DATA PROVIDED:
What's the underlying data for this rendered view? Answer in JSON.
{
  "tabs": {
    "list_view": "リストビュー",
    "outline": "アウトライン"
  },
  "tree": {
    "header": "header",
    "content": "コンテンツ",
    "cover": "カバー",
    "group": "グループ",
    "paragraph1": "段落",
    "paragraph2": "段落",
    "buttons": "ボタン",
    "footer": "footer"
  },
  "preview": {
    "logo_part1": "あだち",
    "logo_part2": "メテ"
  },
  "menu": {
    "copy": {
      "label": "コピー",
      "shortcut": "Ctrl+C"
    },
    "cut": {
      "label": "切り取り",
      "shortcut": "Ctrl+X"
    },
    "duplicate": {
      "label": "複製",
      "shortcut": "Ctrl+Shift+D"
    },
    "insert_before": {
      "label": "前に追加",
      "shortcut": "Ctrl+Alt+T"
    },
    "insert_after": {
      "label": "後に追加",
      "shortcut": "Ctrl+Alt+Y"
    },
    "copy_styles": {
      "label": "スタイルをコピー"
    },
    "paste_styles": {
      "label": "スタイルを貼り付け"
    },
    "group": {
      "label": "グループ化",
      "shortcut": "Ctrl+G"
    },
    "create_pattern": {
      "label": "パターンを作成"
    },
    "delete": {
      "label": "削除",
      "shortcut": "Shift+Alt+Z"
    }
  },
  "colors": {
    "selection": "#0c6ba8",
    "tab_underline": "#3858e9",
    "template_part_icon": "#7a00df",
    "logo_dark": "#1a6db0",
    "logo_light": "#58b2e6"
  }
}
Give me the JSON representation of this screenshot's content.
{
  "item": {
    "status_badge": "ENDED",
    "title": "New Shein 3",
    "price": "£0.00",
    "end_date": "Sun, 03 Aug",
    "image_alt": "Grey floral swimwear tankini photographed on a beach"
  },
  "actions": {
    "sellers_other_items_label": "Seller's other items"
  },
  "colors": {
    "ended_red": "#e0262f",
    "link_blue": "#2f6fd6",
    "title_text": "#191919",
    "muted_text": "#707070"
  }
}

TASK TO COMPLETE:
Retype the entries one by one, exactly.

EXERCISE RESULT:
What's the underlying data for this rendered view? Answer in JSON.
{
  "tabs": {
    "list_view": "リストビュー",
    "outline": "アウトライン"
  },
  "tree": {
    "header": "header",
    "content": "コンテンツ",
    "cover": "カバー",
    "group": "グループ",
    "paragraph1": "段落",
    "paragraph2": "段落",
    "buttons": "ボタン",
    "footer": "footer"
  },
  "preview": {
    "logo_part1": "あだち",
    "logo_part2": "メテ"
  },
  "menu": {
    "copy": {
      "label": "コピー",
      "shortcut": "Ctrl+C"
    },
    "cut": {
      "label": "切り取り",
      "shortcut": "Ctrl+X"
    },
    "duplicate": {
      "label": "複製",
      "shortcut": "Ctrl+Shift+D"
    },
    "insert_before": {
      "label": "前に追加",
      "shortcut": "Ctrl+Alt+T"
    },
    "insert_after": {
      "label": "後に追加",
      "shortcut": "Ctrl+Alt+Y"
    },
    "copy_styles": {
      "label": "スタイルをコピー"
    },
    "paste_styles": {
      "label": "スタイルを貼り付け"
    },
    "group": {
      "label": "グループ化",
      "shortcut": "Ctrl+G"
    },
    "create_pattern": {
      "label": "パターンを作成"
    },
    "delete": {
      "label": "削除",
      "shortcut": "Shift+Alt+Z"
    }
  },
  "colors": {
    "selection": "#0c6ba8",
    "tab_underline": "#3858e9",
    "template_part_icon": "#7a00df",
    "logo_dark": "#1a6db0",
    "logo_light": "#58b2e6"
  }
}
Give me the JSON representation of this screenshot's content.
{
  "item": {
    "status_badge": "ENDED",
    "title": "New Shein 3",
    "price": "£0.00",
    "end_date": "Sun, 03 Aug",
    "image_alt": "Grey floral swimwear tankini photographed on a beach"
  },
  "actions": {
    "sellers_other_items_label": "Seller's other items"
  },
  "colors": {
    "ended_red": "#e0262f",
    "link_blue": "#2f6fd6",
    "title_text": "#191919",
    "muted_text": "#707070"
  }
}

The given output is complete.